» WORK INSTRUCTIONS
Type out every line below exactly as it reads.

» INPUT MATERIAL

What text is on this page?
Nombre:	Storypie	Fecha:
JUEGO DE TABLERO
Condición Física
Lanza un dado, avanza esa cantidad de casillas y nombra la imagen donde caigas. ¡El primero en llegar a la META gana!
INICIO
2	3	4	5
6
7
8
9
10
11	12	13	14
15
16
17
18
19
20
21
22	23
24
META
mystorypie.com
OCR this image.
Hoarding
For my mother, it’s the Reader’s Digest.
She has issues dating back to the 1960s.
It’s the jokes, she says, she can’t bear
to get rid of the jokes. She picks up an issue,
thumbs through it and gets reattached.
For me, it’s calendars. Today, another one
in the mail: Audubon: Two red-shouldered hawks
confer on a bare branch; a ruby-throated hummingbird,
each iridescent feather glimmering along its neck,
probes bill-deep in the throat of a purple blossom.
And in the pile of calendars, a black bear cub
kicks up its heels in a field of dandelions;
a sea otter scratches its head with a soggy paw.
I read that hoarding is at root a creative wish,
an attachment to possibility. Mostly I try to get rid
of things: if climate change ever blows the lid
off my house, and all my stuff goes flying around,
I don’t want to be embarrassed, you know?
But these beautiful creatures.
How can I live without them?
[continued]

» EXERCISE RESULT
What text is on this page?
Nombre:	Storypie	Fecha:
JUEGO DE TABLERO
Condición Física
Lanza un dado, avanza esa cantidad de casillas y nombra la imagen donde caigas. ¡El primero en llegar a la META gana!
INICIO
2	3	4	5
6
7
8
9
10
11	12	13	14
15
16
17
18
19
20
21
22	23
24
META
mystorypie.com
OCR this image.
Hoarding
For my mother, it’s the Reader’s Digest.
She has issues dating back to the 1960s.
It’s the jokes, she says, she can’t bear
to get rid of the jokes. She picks up an issue,
thumbs through it and gets reattached.
For me, it’s calendars. Today, another one
in the mail: Audubon: Two red-shouldered hawks
confer on a bare branch; a ruby-throated hummingbird,
each iridescent feather glimmering along its neck,
probes bill-deep in the throat of a purple blossom.
And in the pile of calendars, a black bear cub
kicks up its heels in a field of dandelions;
a sea otter scratches its head with a soggy paw.
I read that hoarding is at root a creative wish,
an attachment to possibility. Mostly I try to get rid
of things: if climate change ever blows the lid
off my house, and all my stuff goes flying around,
I don’t want to be embarrassed, you know?
But these beautiful creatures.
How can I live without them?
[continued]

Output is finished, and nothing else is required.